§ INPUT ROWS
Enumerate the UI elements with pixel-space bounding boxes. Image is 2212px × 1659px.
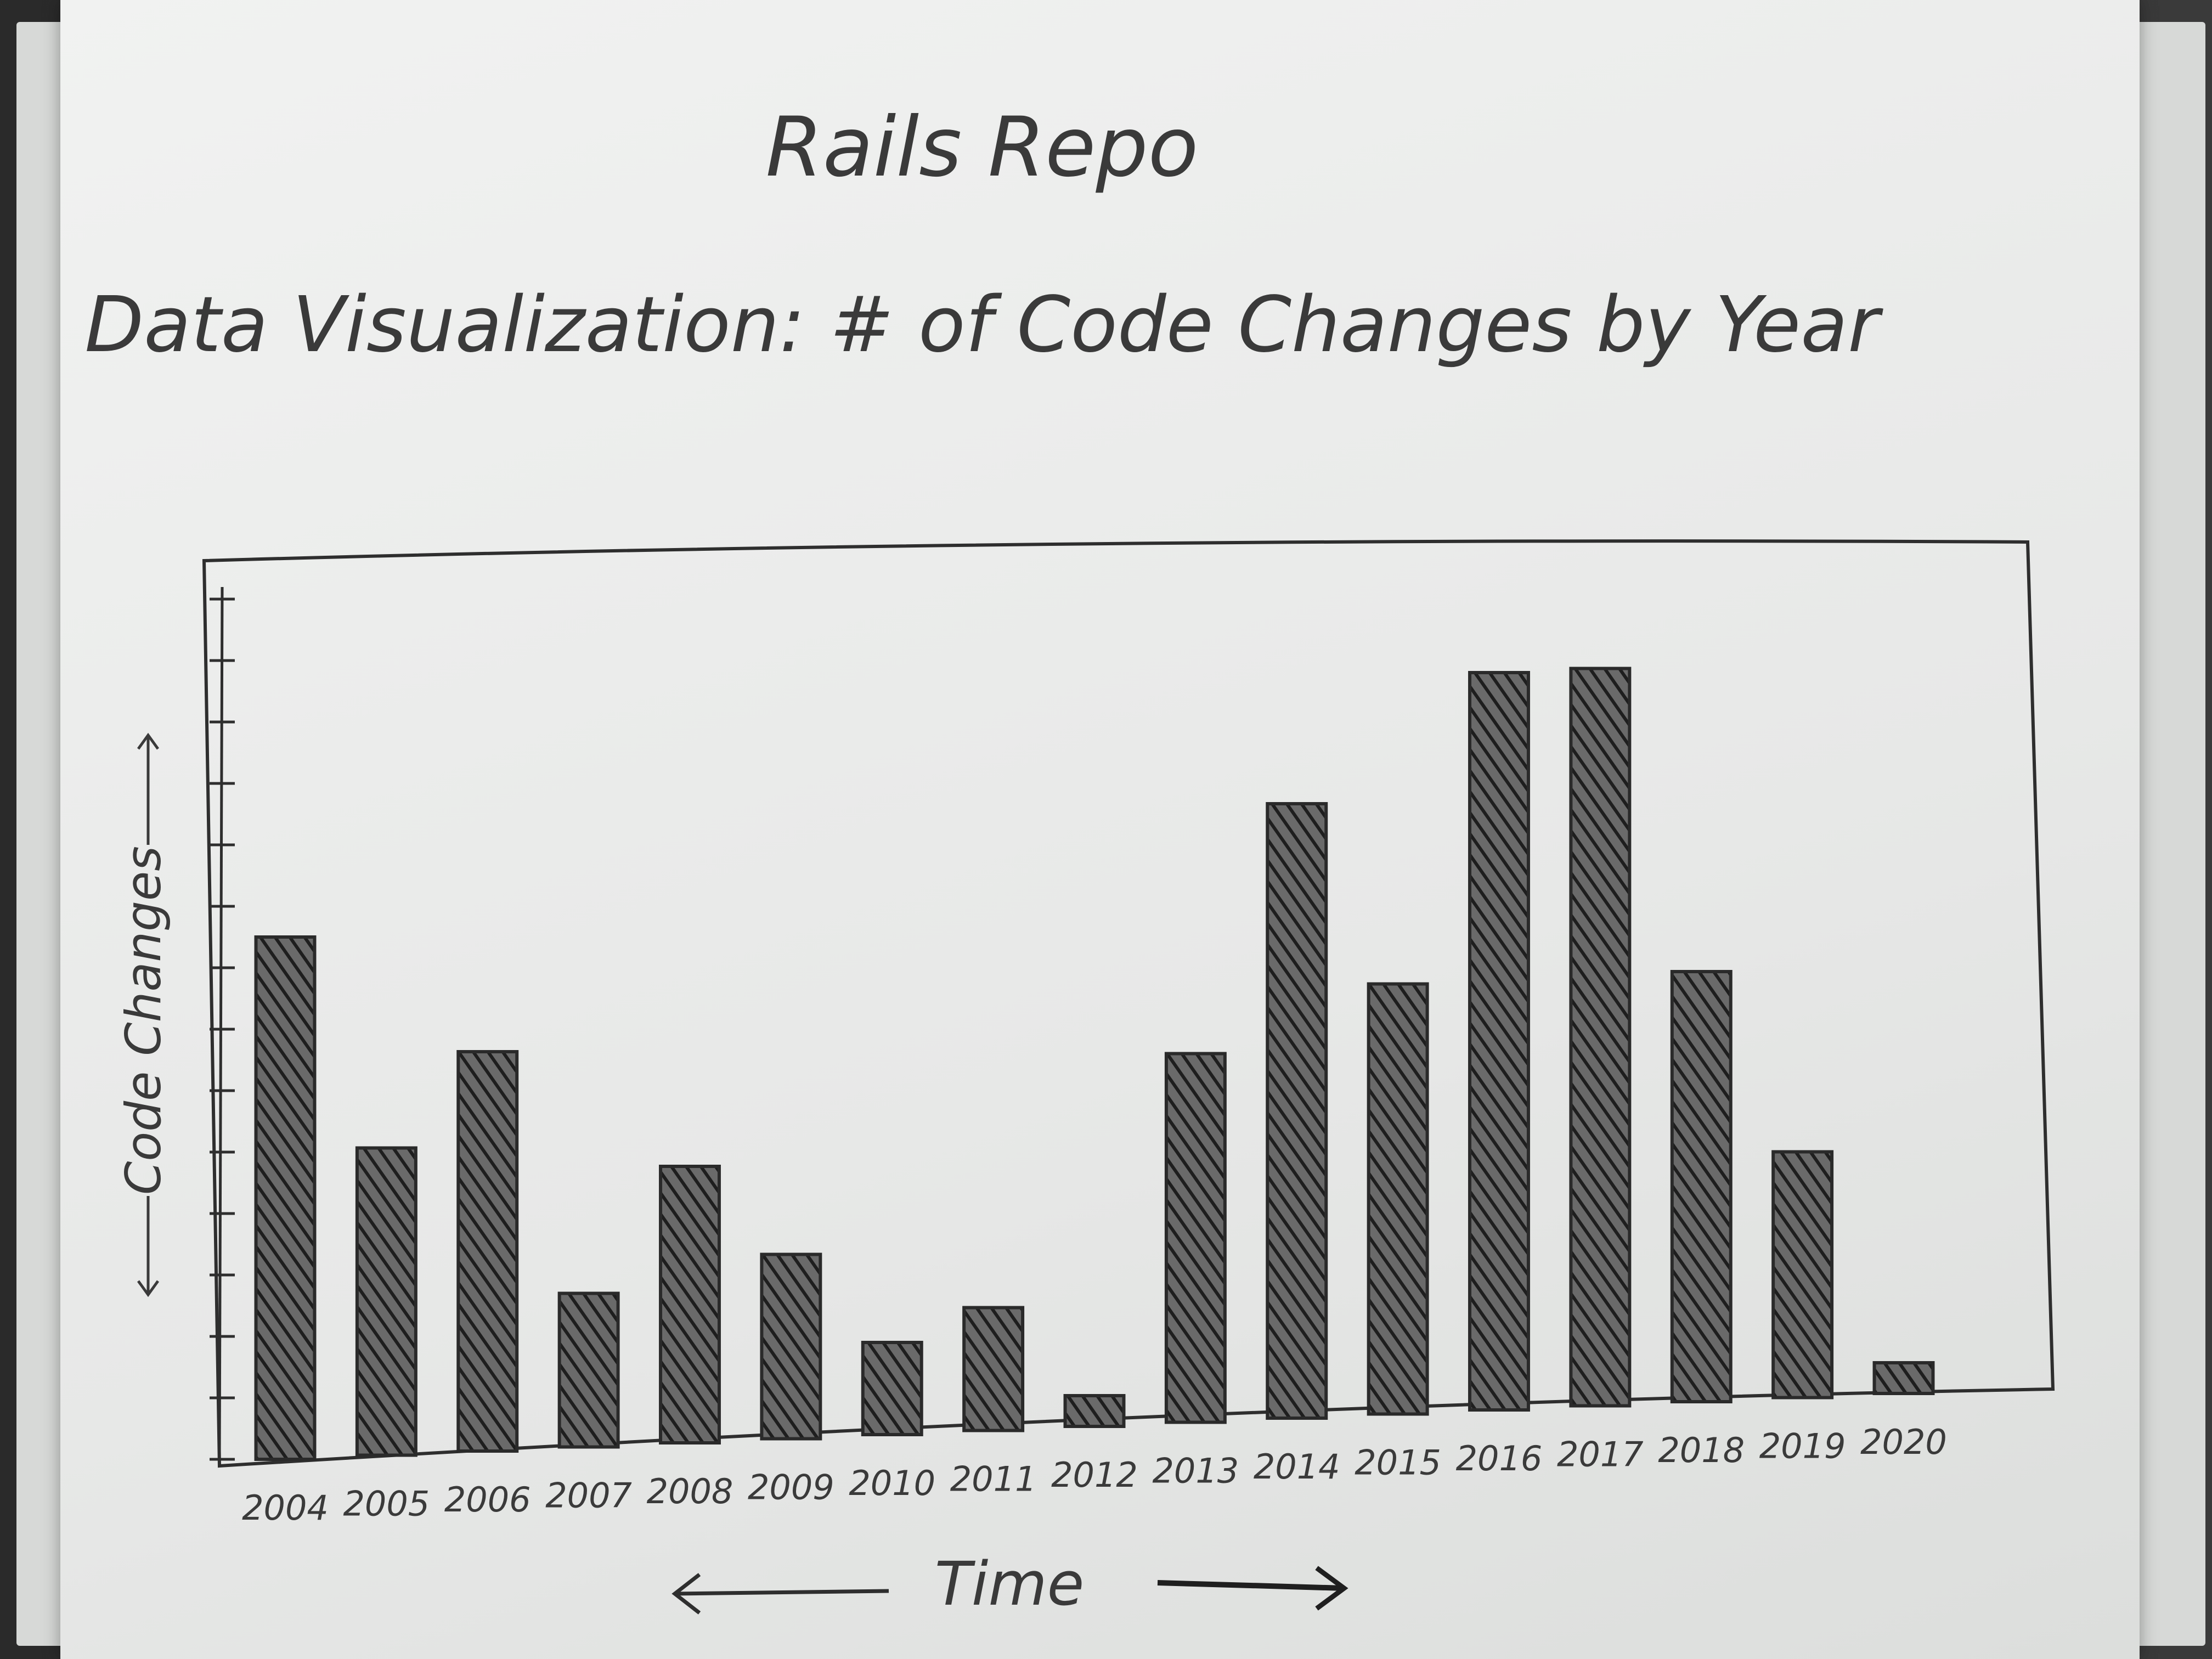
bar-2004 bbox=[254, 935, 317, 1461]
x-tick-label: 2006 bbox=[444, 1480, 531, 1520]
bar-2019 bbox=[1771, 1150, 1834, 1400]
bar-2011 bbox=[962, 1306, 1025, 1432]
plot-frame bbox=[202, 539, 2055, 1468]
x-tick-label: 2019 bbox=[1759, 1426, 1846, 1466]
bar-2006 bbox=[456, 1050, 519, 1453]
x-tick-label: 2007 bbox=[545, 1476, 632, 1516]
y-arrow-left-head bbox=[137, 1280, 160, 1297]
x-tick-label: 2016 bbox=[1456, 1438, 1543, 1479]
x-tick-labels: 2004 2005 2006 2007 2008 2009 2010 2011 2012 2013… bbox=[242, 1422, 1947, 1528]
bar-2018 bbox=[1670, 970, 1733, 1403]
y-axis-ticks bbox=[210, 586, 235, 1461]
x-arrow-right-head bbox=[1315, 1566, 1348, 1611]
x-tick-label: 2018 bbox=[1658, 1430, 1745, 1470]
bar-2010 bbox=[861, 1341, 923, 1436]
x-axis-label: Time bbox=[935, 1549, 1085, 1619]
x-tick-label: 2008 bbox=[647, 1471, 733, 1511]
x-axis-label-group: Time bbox=[672, 1549, 1348, 1619]
bar-2013 bbox=[1164, 1052, 1227, 1424]
x-tick-label: 2015 bbox=[1355, 1443, 1441, 1483]
y-axis-label: Code Changes bbox=[115, 846, 172, 1195]
bar-2012 bbox=[1063, 1394, 1126, 1428]
bar-2020 bbox=[1872, 1361, 1935, 1395]
bar-2015 bbox=[1367, 982, 1429, 1416]
y-arrow-right-head bbox=[137, 732, 160, 750]
chart-subtitle: Data Visualization: # of Code Changes by… bbox=[84, 280, 1883, 370]
bar-2005 bbox=[355, 1146, 417, 1457]
x-tick-label: 2013 bbox=[1152, 1451, 1239, 1491]
chart-title: Rails Repo bbox=[766, 100, 1199, 195]
x-tick-label: 2010 bbox=[849, 1463, 935, 1503]
y-axis-label-group: Code Changes bbox=[115, 732, 172, 1297]
bar-2014 bbox=[1266, 802, 1328, 1420]
x-tick-label: 2004 bbox=[242, 1488, 329, 1528]
y-axis-line bbox=[218, 586, 224, 1460]
x-tick-label: 2009 bbox=[748, 1468, 834, 1508]
bar-2009 bbox=[760, 1252, 822, 1441]
x-tick-label: 2017 bbox=[1557, 1435, 1644, 1475]
bar-2016 bbox=[1468, 671, 1530, 1412]
x-tick-label: 2012 bbox=[1051, 1455, 1138, 1495]
bar-2017 bbox=[1569, 667, 1632, 1408]
x-tick-label: 2005 bbox=[343, 1484, 430, 1524]
x-arrow-left-head bbox=[672, 1573, 701, 1615]
bar-2007 bbox=[557, 1291, 620, 1449]
bars-group bbox=[254, 667, 1935, 1461]
x-tick-label: 2020 bbox=[1860, 1422, 1947, 1462]
x-arrow-left bbox=[674, 1589, 889, 1596]
x-tick-label: 2014 bbox=[1254, 1447, 1340, 1487]
bar-2008 bbox=[659, 1165, 721, 1444]
x-tick-label: 2011 bbox=[950, 1459, 1037, 1499]
x-arrow-right bbox=[1157, 1580, 1345, 1591]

§ REQUIRED WORK
Return only the lines of the listing from the line containing "bar-2004 bbox=[254, 935, 317, 1461]" down to the line containing "x-tick-label: 2013 bbox=[1152, 1451, 1239, 1491]", substituting "Commits" for "Code Changes" and leaving everything else unchanged.

§ WRITTEN ANSWER
bar-2004 bbox=[254, 935, 317, 1461]
x-tick-label: 2006 bbox=[444, 1480, 531, 1520]
bar-2019 bbox=[1771, 1150, 1834, 1400]
bar-2011 bbox=[962, 1306, 1025, 1432]
plot-frame bbox=[202, 539, 2055, 1468]
x-tick-label: 2019 bbox=[1759, 1426, 1846, 1466]
bar-2006 bbox=[456, 1050, 519, 1453]
x-tick-label: 2007 bbox=[545, 1476, 632, 1516]
y-arrow-left-head bbox=[137, 1280, 160, 1297]
x-tick-label: 2016 bbox=[1456, 1438, 1543, 1479]
x-tick-labels: 2004 2005 2006 2007 2008 2009 2010 2011 2012 2013… bbox=[242, 1422, 1947, 1528]
bar-2018 bbox=[1670, 970, 1733, 1403]
y-axis-ticks bbox=[210, 586, 235, 1461]
x-arrow-right-head bbox=[1315, 1566, 1348, 1611]
x-tick-label: 2018 bbox=[1658, 1430, 1745, 1470]
bar-2010 bbox=[861, 1341, 923, 1436]
x-axis-label: Time bbox=[935, 1549, 1085, 1619]
x-tick-label: 2008 bbox=[647, 1471, 733, 1511]
x-axis-label-group: Time bbox=[672, 1549, 1348, 1619]
bar-2013 bbox=[1164, 1052, 1227, 1424]
x-tick-label: 2015 bbox=[1355, 1443, 1441, 1483]
y-axis-label: Commits bbox=[115, 846, 172, 1195]
bar-2012 bbox=[1063, 1394, 1126, 1428]
bar-2020 bbox=[1872, 1361, 1935, 1395]
bar-2015 bbox=[1367, 982, 1429, 1416]
y-arrow-right-head bbox=[137, 732, 160, 750]
chart-subtitle: Data Visualization: # of Commits by… bbox=[84, 280, 1883, 370]
bar-2005 bbox=[355, 1146, 417, 1457]
x-tick-label: 2013 bbox=[1152, 1451, 1239, 1491]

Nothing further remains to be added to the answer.